Dataset entries:
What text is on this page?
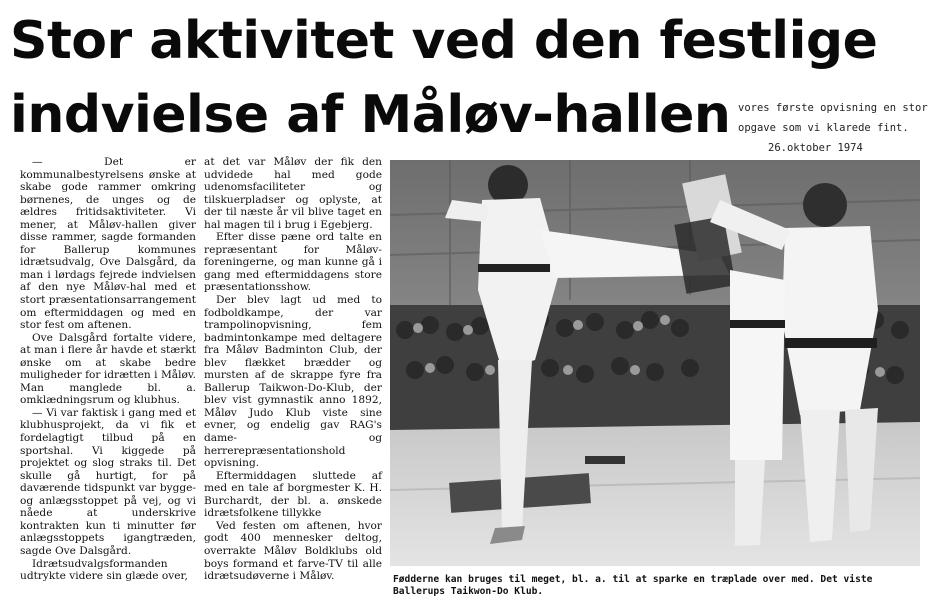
Stor aktivitet ved den festlige
indvielse af Måløv-hallen vores første opvisning en stor
opgave som vi klarede fint.
26.oktober 1974

— Det er kommunalbestyrelsens ønske at skabe gode rammer omkring børnenes, de unges og de ældres fritidsaktiviteter. Vi mener, at Måløv-hallen giver disse rammer, sagde formanden for Ballerup kommunes idrætsudvalg, Ove Dalsgård, da man i lørdags fejrede indvielsen af den nye Måløv-hal med et stort præsentationsarrangement om eftermiddagen og med en stor fest om aftenen.

Ove Dalsgård fortalte videre, at man i flere år havde et stærkt ønske om at skabe bedre muligheder for idrætten i Måløv. Man manglede bl. a. omklædningsrum og klubhus.

— Vi var faktisk i gang med et klubhusprojekt, da vi fik et fordelagtigt tilbud på en sportshal. Vi kiggede på projektet og slog straks til. Det skulle gå hurtigt, for på daværende tidspunkt var bygge- og anlægsstoppet på vej, og vi nåede at underskrive kontrakten kun ti minutter før anlægsstoppets igangtræden, sagde Ove Dalsgård.

Idrætsudvalgsformanden udtrykte videre sin glæde over,

at det var Måløv der fik den udvidede hal med gode udenomsfaciliteter og tilskuerpladser og oplyste, at der til næste år vil blive taget en hal magen til i brug i Egebjerg.

Efter disse pæne ord talte en repræsentant for Måløv-foreningerne, og man kunne gå i gang med eftermiddagens store præsentationsshow.

Der blev lagt ud med to fodboldkampe, der var trampolinopvisning, fem badmintonkampe med deltagere fra Måløv Badminton Club, der blev flækket brædder og mursten af de skrappe fyre fra Ballerup Taikwon-Do-Klub, der blev vist gymnastik anno 1892, Måløv Judo Klub viste sine evner, og endelig gav RAG's dame- og herrerepræsentationshold opvisning.

Eftermiddagen sluttede af med en tale af borgmester K. H. Burchardt, der bl. a. ønskede idrætsfolkene tillykke

Ved festen om aftenen, hvor godt 400 mennesker deltog, overrakte Måløv Boldklubs old boys formand et farve-TV til alle idrætsudøverne i Måløv.	Fødderne kan bruges til meget, bl. a. til at sparke en træplade over med. Det viste Ballerups Taikwon-Do Klub.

Exercise goal:
Repeat the lines above exactly, and keep every picture out.

Task result:
What text is on this page?
Stor aktivitet ved den festlige
indvielse af Måløv-hallen vores første opvisning en stor
opgave som vi klarede fint.
26.oktober 1974

— Det er kommunalbestyrelsens ønske at skabe gode rammer omkring børnenes, de unges og de ældres fritidsaktiviteter. Vi mener, at Måløv-hallen giver disse rammer, sagde formanden for Ballerup kommunes idrætsudvalg, Ove Dalsgård, da man i lørdags fejrede indvielsen af den nye Måløv-hal med et stort præsentationsarrangement om eftermiddagen og med en stor fest om aftenen.

Ove Dalsgård fortalte videre, at man i flere år havde et stærkt ønske om at skabe bedre muligheder for idrætten i Måløv. Man manglede bl. a. omklædningsrum og klubhus.

— Vi var faktisk i gang med et klubhusprojekt, da vi fik et fordelagtigt tilbud på en sportshal. Vi kiggede på projektet og slog straks til. Det skulle gå hurtigt, for på daværende tidspunkt var bygge- og anlægsstoppet på vej, og vi nåede at underskrive kontrakten kun ti minutter før anlægsstoppets igangtræden, sagde Ove Dalsgård.

Idrætsudvalgsformanden udtrykte videre sin glæde over,

at det var Måløv der fik den udvidede hal med gode udenomsfaciliteter og tilskuerpladser og oplyste, at der til næste år vil blive taget en hal magen til i brug i Egebjerg.

Efter disse pæne ord talte en repræsentant for Måløv-foreningerne, og man kunne gå i gang med eftermiddagens store præsentationsshow.

Der blev lagt ud med to fodboldkampe, der var trampolinopvisning, fem badmintonkampe med deltagere fra Måløv Badminton Club, der blev flækket brædder og mursten af de skrappe fyre fra Ballerup Taikwon-Do-Klub, der blev vist gymnastik anno 1892, Måløv Judo Klub viste sine evner, og endelig gav RAG's dame- og herrerepræsentationshold opvisning.

Eftermiddagen sluttede af med en tale af borgmester K. H. Burchardt, der bl. a. ønskede idrætsfolkene tillykke

Ved festen om aftenen, hvor godt 400 mennesker deltog, overrakte Måløv Boldklubs old boys formand et farve-TV til alle idrætsudøverne i Måløv.	Fødderne kan bruges til meget, bl. a. til at sparke en træplade over med. Det viste Ballerups Taikwon-Do Klub.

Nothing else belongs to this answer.